* _Problem details_
Will you give every entry again exactly as it stands?
───── Dataset ─────
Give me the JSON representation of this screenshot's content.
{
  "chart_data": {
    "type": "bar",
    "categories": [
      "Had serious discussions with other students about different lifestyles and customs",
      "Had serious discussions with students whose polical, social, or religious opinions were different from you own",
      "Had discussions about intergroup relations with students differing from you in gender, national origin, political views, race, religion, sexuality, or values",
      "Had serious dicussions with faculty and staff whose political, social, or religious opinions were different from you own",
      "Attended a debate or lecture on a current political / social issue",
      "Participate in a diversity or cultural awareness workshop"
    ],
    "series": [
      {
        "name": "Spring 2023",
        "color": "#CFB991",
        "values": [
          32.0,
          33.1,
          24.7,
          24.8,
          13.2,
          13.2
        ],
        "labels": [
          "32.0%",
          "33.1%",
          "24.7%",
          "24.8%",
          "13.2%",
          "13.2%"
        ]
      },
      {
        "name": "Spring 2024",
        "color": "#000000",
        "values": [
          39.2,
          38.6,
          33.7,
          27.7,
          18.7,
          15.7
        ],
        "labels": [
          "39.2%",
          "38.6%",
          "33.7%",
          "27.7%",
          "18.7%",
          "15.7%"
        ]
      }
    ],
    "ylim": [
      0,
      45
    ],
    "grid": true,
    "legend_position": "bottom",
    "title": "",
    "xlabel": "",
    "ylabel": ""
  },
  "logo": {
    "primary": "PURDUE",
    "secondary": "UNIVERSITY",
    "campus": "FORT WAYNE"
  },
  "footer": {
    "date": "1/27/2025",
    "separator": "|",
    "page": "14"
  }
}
─────
* _Answer in full_
Give me the JSON representation of this screenshot's content.
{
  "chart_data": {
    "type": "bar",
    "categories": [
      "Had serious discussions with other students about different lifestyles and customs",
      "Had serious discussions with students whose polical, social, or religious opinions were different from you own",
      "Had discussions about intergroup relations with students differing from you in gender, national origin, political views, race, religion, sexuality, or values",
      "Had serious dicussions with faculty and staff whose political, social, or religious opinions were different from you own",
      "Attended a debate or lecture on a current political / social issue",
      "Participate in a diversity or cultural awareness workshop"
    ],
    "series": [
      {
        "name": "Spring 2023",
        "color": "#CFB991",
        "values": [
          32.0,
          33.1,
          24.7,
          24.8,
          13.2,
          13.2
        ],
        "labels": [
          "32.0%",
          "33.1%",
          "24.7%",
          "24.8%",
          "13.2%",
          "13.2%"
        ]
      },
      {
        "name": "Spring 2024",
        "color": "#000000",
        "values": [
          39.2,
          38.6,
          33.7,
          27.7,
          18.7,
          15.7
        ],
        "labels": [
          "39.2%",
          "38.6%",
          "33.7%",
          "27.7%",
          "18.7%",
          "15.7%"
        ]
      }
    ],
    "ylim": [
      0,
      45
    ],
    "grid": true,
    "legend_position": "bottom",
    "title": "",
    "xlabel": "",
    "ylabel": ""
  },
  "logo": {
    "primary": "PURDUE",
    "secondary": "UNIVERSITY",
    "campus": "FORT WAYNE"
  },
  "footer": {
    "date": "1/27/2025",
    "separator": "|",
    "page": "14"
  }
}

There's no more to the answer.